**Exercise details**.
Please return the full listing below without altering anything.

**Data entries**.

━━━━━━━━━━━━━━━━━━━━

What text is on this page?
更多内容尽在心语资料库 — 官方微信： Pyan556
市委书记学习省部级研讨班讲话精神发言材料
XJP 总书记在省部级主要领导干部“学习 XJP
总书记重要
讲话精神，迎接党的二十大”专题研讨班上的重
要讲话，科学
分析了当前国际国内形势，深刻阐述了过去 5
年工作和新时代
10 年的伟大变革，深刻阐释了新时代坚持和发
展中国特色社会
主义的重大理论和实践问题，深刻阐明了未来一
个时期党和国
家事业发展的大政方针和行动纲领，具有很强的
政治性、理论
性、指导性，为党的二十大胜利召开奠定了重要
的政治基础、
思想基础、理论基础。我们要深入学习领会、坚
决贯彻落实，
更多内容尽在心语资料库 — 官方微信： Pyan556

━━━━━━━━━━━━━━━━━━━━

**Task solution**.
What text is on this page?
更多内容尽在心语资料库 — 官方微信： Pyan556
市委书记学习省部级研讨班讲话精神发言材料
XJP 总书记在省部级主要领导干部“学习 XJP
总书记重要
讲话精神，迎接党的二十大”专题研讨班上的重
要讲话，科学
分析了当前国际国内形势，深刻阐述了过去 5
年工作和新时代
10 年的伟大变革，深刻阐释了新时代坚持和发
展中国特色社会
主义的重大理论和实践问题，深刻阐明了未来一
个时期党和国
家事业发展的大政方针和行动纲领，具有很强的
政治性、理论
性、指导性，为党的二十大胜利召开奠定了重要
的政治基础、
思想基础、理论基础。我们要深入学习领会、坚
决贯彻落实，
更多内容尽在心语资料库 — 官方微信： Pyan556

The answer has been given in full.